Task statement
Which lines of the records contain "name"? Collect every one of them.

[Recorded data]
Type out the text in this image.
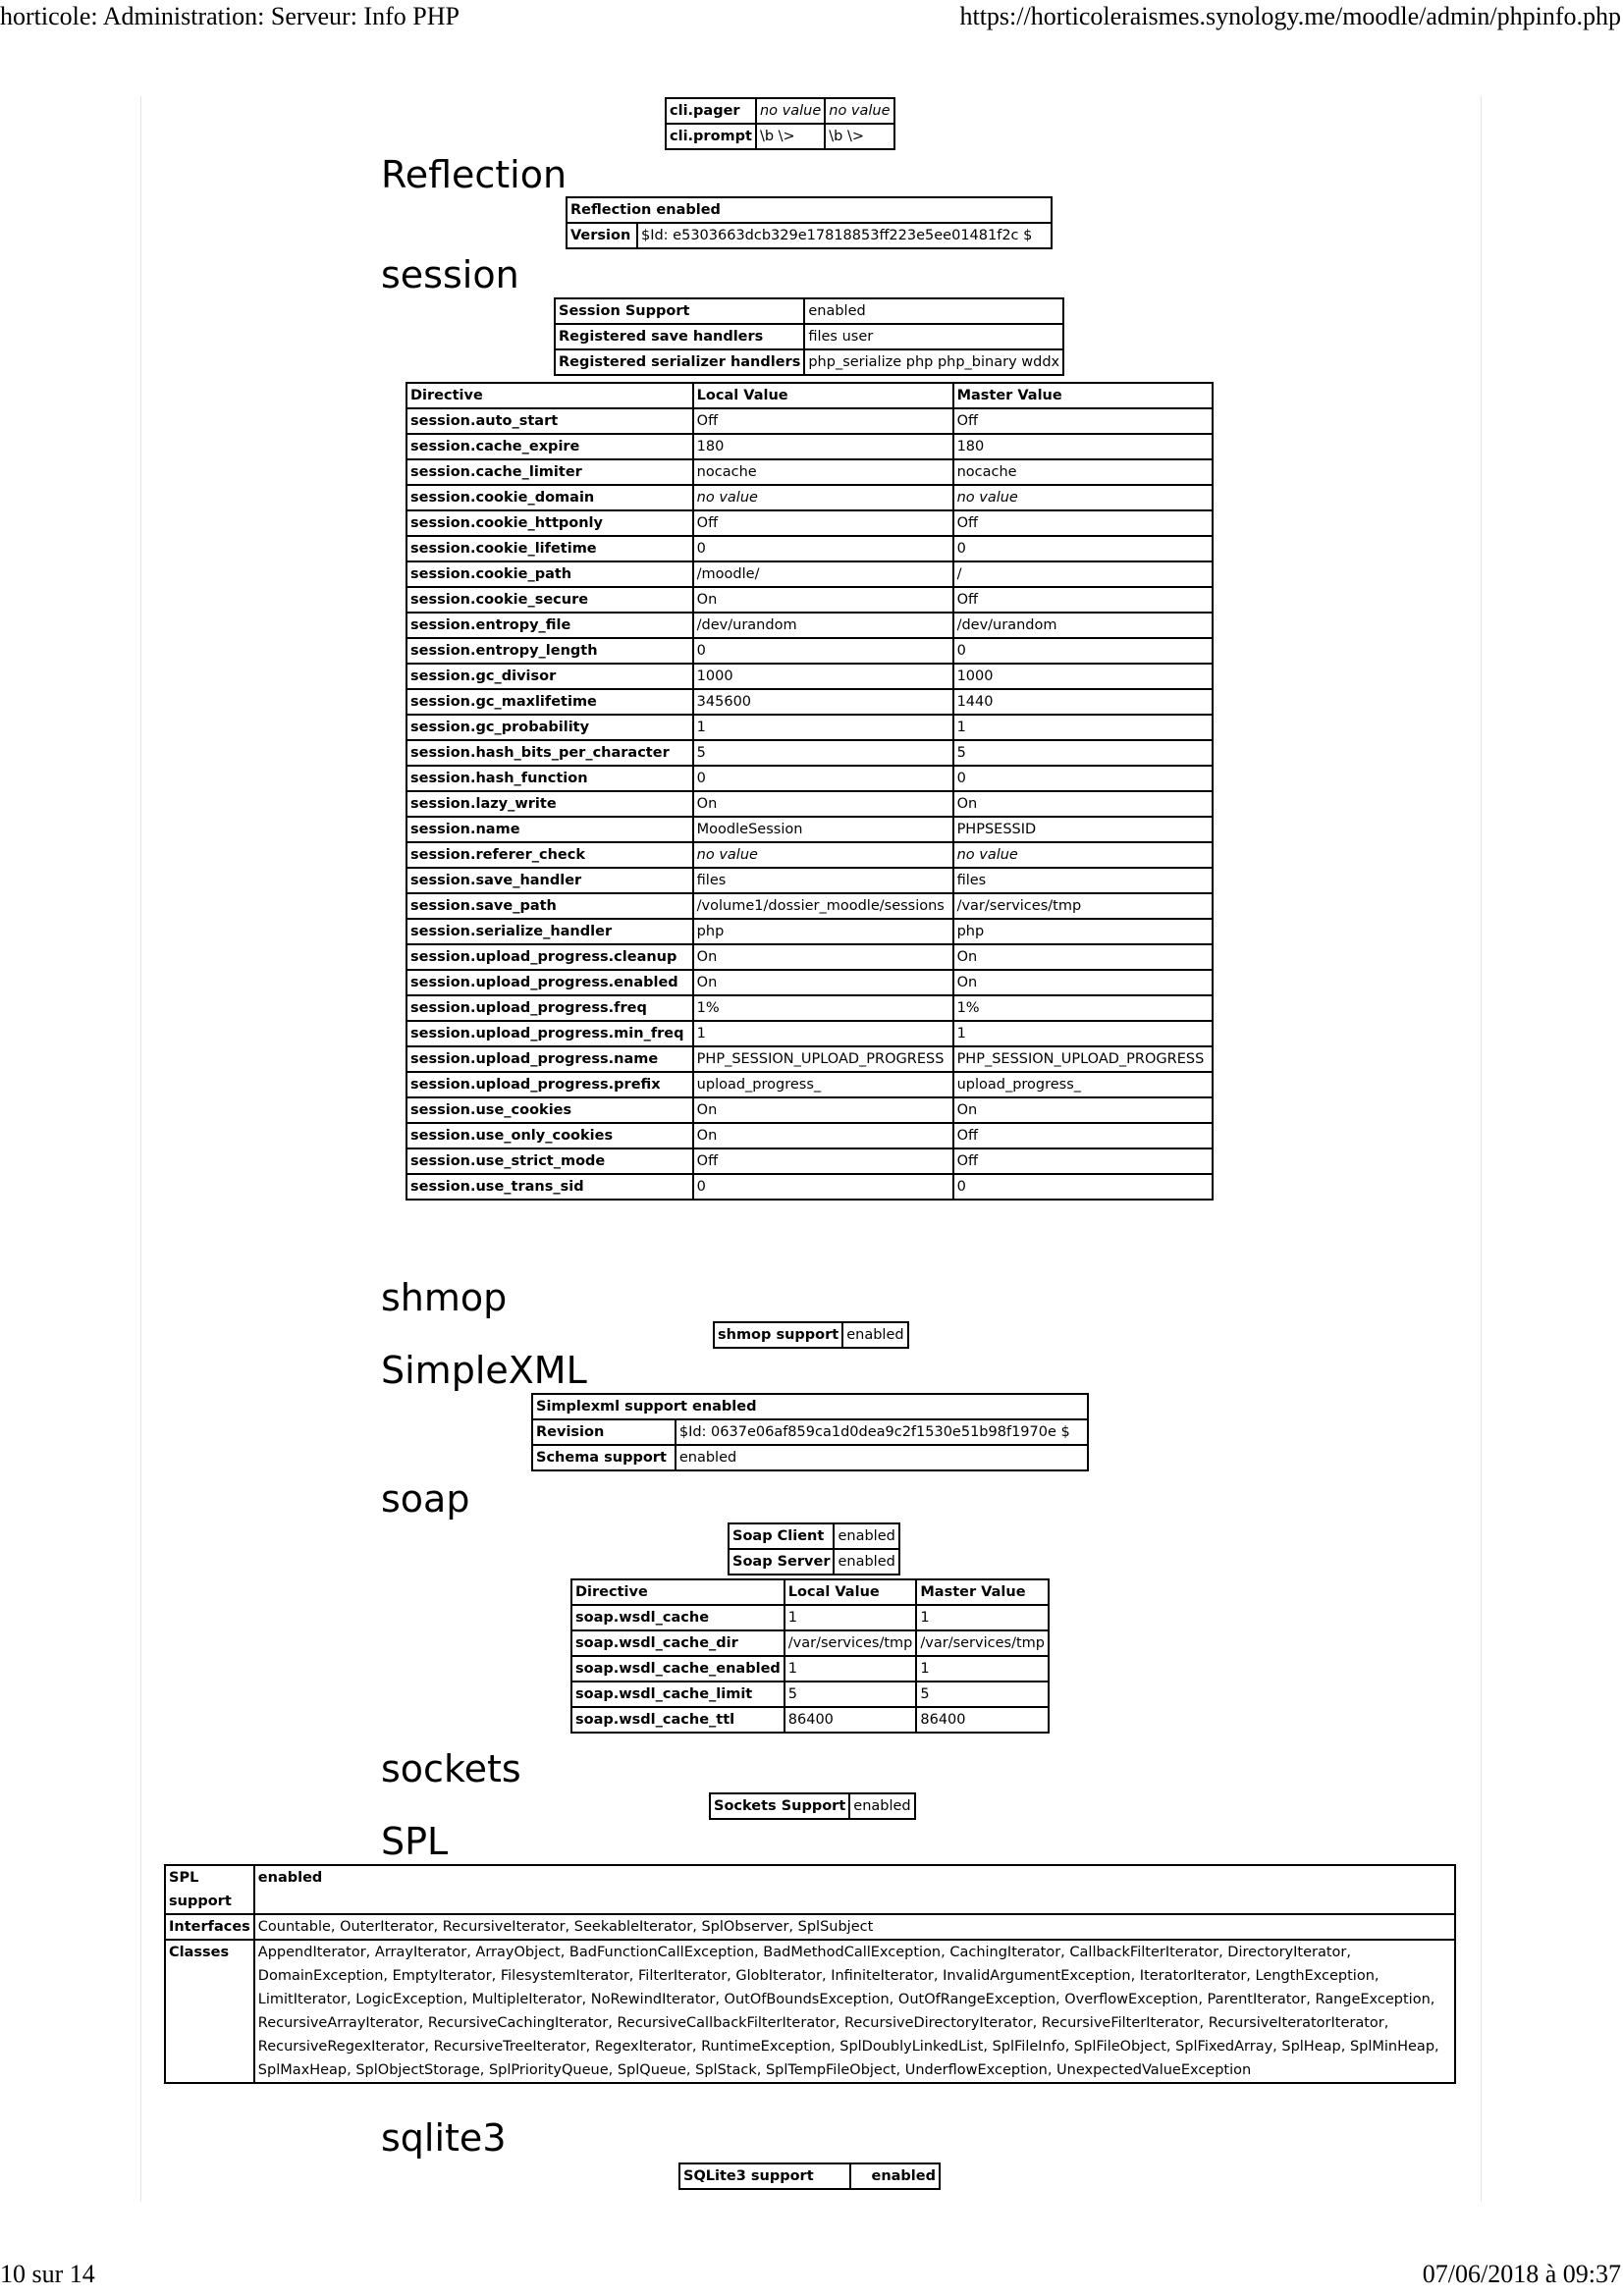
horticole: Administration: Serveur: Info PHP	https://horticoleraismes.synology.me/moodle/admin/phpinfo.php
cli.pager	no value	no value
cli.prompt	\b \>	\b \>
Reflection
Reflection enabled
Version	$Id: e5303663dcb329e17818853ff223e5ee01481f2c $
session
Session Support	enabled
Registered save handlers	files user
Registered serializer handlers	php_serialize php php_binary wddx
Directive	Local Value	Master Value
session.auto_start	Off	Off
session.cache_expire	180	180
session.cache_limiter	nocache	nocache
session.cookie_domain	no value	no value
session.cookie_httponly	Off	Off
session.cookie_lifetime	0	0
session.cookie_path	/moodle/	/
session.cookie_secure	On	Off
session.entropy_file	/dev/urandom	/dev/urandom
session.entropy_length	0	0
session.gc_divisor	1000	1000
session.gc_maxlifetime	345600	1440
session.gc_probability	1	1
session.hash_bits_per_character	5	5
session.hash_function	0	0
session.lazy_write	On	On
session.name	MoodleSession	PHPSESSID
session.referer_check	no value	no value
session.save_handler	files	files
session.save_path	/volume1/dossier_moodle/sessions	/var/services/tmp
session.serialize_handler	php	php
session.upload_progress.cleanup	On	On
session.upload_progress.enabled	On	On
session.upload_progress.freq	1%	1%
session.upload_progress.min_freq	1	1
session.upload_progress.name	PHP_SESSION_UPLOAD_PROGRESS	PHP_SESSION_UPLOAD_PROGRESS
session.upload_progress.prefix	upload_progress_	upload_progress_
session.use_cookies	On	On
session.use_only_cookies	On	Off
session.use_strict_mode	Off	Off
session.use_trans_sid	0	0
shmop
shmop support	enabled
SimpleXML
Simplexml support enabled	
Revision	$Id: 0637e06af859ca1d0dea9c2f1530e51b98f1970e $
Schema support	enabled
soap
Soap Client	enabled
Soap Server	enabled
Directive	Local Value	Master Value
soap.wsdl_cache	1	1
soap.wsdl_cache_dir	/var/services/tmp	/var/services/tmp
soap.wsdl_cache_enabled	1	1
soap.wsdl_cache_limit	5	5
soap.wsdl_cache_ttl	86400	86400
sockets
Sockets Support	enabled
SPL
SPL support	enabled
Interfaces	Countable, OuterIterator, RecursiveIterator, SeekableIterator, SplObserver, SplSubject
Classes	AppendIterator, ArrayIterator, ArrayObject, BadFunctionCallException, BadMethodCallException, CachingIterator, CallbackFilterIterator, DirectoryIterator, DomainException, EmptyIterator, FilesystemIterator, FilterIterator, GlobIterator, InfiniteIterator, InvalidArgumentException, IteratorIterator, LengthException, LimitIterator, LogicException, MultipleIterator, NoRewindIterator, OutOfBoundsException, OutOfRangeException, OverflowException, ParentIterator, RangeException, RecursiveArrayIterator, RecursiveCachingIterator, RecursiveCallbackFilterIterator, RecursiveDirectoryIterator, RecursiveFilterIterator, RecursiveIteratorIterator, RecursiveRegexIterator, RecursiveTreeIterator, RegexIterator, RuntimeException, SplDoublyLinkedList, SplFileInfo, SplFileObject, SplFixedArray, SplHeap, SplMinHeap, SplMaxHeap, SplObjectStorage, SplPriorityQueue, SplQueue, SplStack, SplTempFileObject, UnderflowException, UnexpectedValueException
sqlite3
SQLite3 support	enabled
10 sur 14	07/06/2018 à 09:37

Exercise answer
session.name	MoodleSession	PHPSESSID
session.upload_progress.name	PHP_SESSION_UPLOAD_PROGRESS	PHP_SESSION_UPLOAD_PROGRESS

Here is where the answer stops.